(Requirement): Output the full listing word for word.

(Data for this task):
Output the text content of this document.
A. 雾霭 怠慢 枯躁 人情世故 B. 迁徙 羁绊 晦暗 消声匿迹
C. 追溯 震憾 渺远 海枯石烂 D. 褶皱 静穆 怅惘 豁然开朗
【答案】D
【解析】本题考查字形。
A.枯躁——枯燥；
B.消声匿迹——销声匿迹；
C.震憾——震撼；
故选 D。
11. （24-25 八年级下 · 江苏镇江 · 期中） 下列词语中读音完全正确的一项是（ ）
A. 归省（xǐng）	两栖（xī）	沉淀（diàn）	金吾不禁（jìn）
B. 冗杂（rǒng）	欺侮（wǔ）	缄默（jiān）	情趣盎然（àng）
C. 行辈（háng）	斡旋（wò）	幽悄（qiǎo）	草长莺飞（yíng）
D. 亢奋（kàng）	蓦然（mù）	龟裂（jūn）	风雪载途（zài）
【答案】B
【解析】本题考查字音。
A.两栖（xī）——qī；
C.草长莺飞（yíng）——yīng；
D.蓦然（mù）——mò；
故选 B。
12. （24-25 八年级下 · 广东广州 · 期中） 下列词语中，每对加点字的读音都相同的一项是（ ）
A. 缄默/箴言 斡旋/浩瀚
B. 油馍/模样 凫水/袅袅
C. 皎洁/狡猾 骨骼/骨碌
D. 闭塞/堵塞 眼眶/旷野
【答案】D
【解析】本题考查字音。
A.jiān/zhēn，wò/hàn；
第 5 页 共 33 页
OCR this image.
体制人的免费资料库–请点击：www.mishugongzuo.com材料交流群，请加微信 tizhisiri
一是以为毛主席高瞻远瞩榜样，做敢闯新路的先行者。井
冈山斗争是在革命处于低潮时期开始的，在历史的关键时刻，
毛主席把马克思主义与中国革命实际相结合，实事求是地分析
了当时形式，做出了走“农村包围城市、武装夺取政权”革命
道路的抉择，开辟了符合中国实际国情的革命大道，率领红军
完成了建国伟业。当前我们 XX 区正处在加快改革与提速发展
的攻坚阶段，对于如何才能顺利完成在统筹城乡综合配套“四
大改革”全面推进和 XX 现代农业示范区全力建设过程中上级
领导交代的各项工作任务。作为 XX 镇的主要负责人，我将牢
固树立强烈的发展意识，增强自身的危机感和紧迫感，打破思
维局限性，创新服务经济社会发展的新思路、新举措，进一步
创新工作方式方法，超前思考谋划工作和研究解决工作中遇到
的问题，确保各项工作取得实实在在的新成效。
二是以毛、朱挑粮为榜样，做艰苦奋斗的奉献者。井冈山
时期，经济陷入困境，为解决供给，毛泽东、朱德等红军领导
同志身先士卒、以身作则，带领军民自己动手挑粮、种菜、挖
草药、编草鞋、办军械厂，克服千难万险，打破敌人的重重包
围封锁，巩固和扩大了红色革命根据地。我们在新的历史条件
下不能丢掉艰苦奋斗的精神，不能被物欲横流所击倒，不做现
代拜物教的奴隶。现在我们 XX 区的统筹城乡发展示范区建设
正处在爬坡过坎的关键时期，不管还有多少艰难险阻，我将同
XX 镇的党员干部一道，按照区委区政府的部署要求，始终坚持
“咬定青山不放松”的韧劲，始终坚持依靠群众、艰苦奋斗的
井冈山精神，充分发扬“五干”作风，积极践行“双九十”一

(Completed exercise):
Output the text content of this document.
A. 雾霭 怠慢 枯躁 人情世故 B. 迁徙 羁绊 晦暗 消声匿迹
C. 追溯 震憾 渺远 海枯石烂 D. 褶皱 静穆 怅惘 豁然开朗
【答案】D
【解析】本题考查字形。
A.枯躁——枯燥；
B.消声匿迹——销声匿迹；
C.震憾——震撼；
故选 D。
11. （24-25 八年级下 · 江苏镇江 · 期中） 下列词语中读音完全正确的一项是（ ）
A. 归省（xǐng）	两栖（xī）	沉淀（diàn）	金吾不禁（jìn）
B. 冗杂（rǒng）	欺侮（wǔ）	缄默（jiān）	情趣盎然（àng）
C. 行辈（háng）	斡旋（wò）	幽悄（qiǎo）	草长莺飞（yíng）
D. 亢奋（kàng）	蓦然（mù）	龟裂（jūn）	风雪载途（zài）
【答案】B
【解析】本题考查字音。
A.两栖（xī）——qī；
C.草长莺飞（yíng）——yīng；
D.蓦然（mù）——mò；
故选 B。
12. （24-25 八年级下 · 广东广州 · 期中） 下列词语中，每对加点字的读音都相同的一项是（ ）
A. 缄默/箴言 斡旋/浩瀚
B. 油馍/模样 凫水/袅袅
C. 皎洁/狡猾 骨骼/骨碌
D. 闭塞/堵塞 眼眶/旷野
【答案】D
【解析】本题考查字音。
A.jiān/zhēn，wò/hàn；
第 5 页 共 33 页
OCR this image.
体制人的免费资料库–请点击：www.mishugongzuo.com材料交流群，请加微信 tizhisiri
一是以为毛主席高瞻远瞩榜样，做敢闯新路的先行者。井
冈山斗争是在革命处于低潮时期开始的，在历史的关键时刻，
毛主席把马克思主义与中国革命实际相结合，实事求是地分析
了当时形式，做出了走“农村包围城市、武装夺取政权”革命
道路的抉择，开辟了符合中国实际国情的革命大道，率领红军
完成了建国伟业。当前我们 XX 区正处在加快改革与提速发展
的攻坚阶段，对于如何才能顺利完成在统筹城乡综合配套“四
大改革”全面推进和 XX 现代农业示范区全力建设过程中上级
领导交代的各项工作任务。作为 XX 镇的主要负责人，我将牢
固树立强烈的发展意识，增强自身的危机感和紧迫感，打破思
维局限性，创新服务经济社会发展的新思路、新举措，进一步
创新工作方式方法，超前思考谋划工作和研究解决工作中遇到
的问题，确保各项工作取得实实在在的新成效。
二是以毛、朱挑粮为榜样，做艰苦奋斗的奉献者。井冈山
时期，经济陷入困境，为解决供给，毛泽东、朱德等红军领导
同志身先士卒、以身作则，带领军民自己动手挑粮、种菜、挖
草药、编草鞋、办军械厂，克服千难万险，打破敌人的重重包
围封锁，巩固和扩大了红色革命根据地。我们在新的历史条件
下不能丢掉艰苦奋斗的精神，不能被物欲横流所击倒，不做现
代拜物教的奴隶。现在我们 XX 区的统筹城乡发展示范区建设
正处在爬坡过坎的关键时期，不管还有多少艰难险阻，我将同
XX 镇的党员干部一道，按照区委区政府的部署要求，始终坚持
“咬定青山不放松”的韧劲，始终坚持依靠群众、艰苦奋斗的
井冈山精神，充分发扬“五干”作风，积极践行“双九十”一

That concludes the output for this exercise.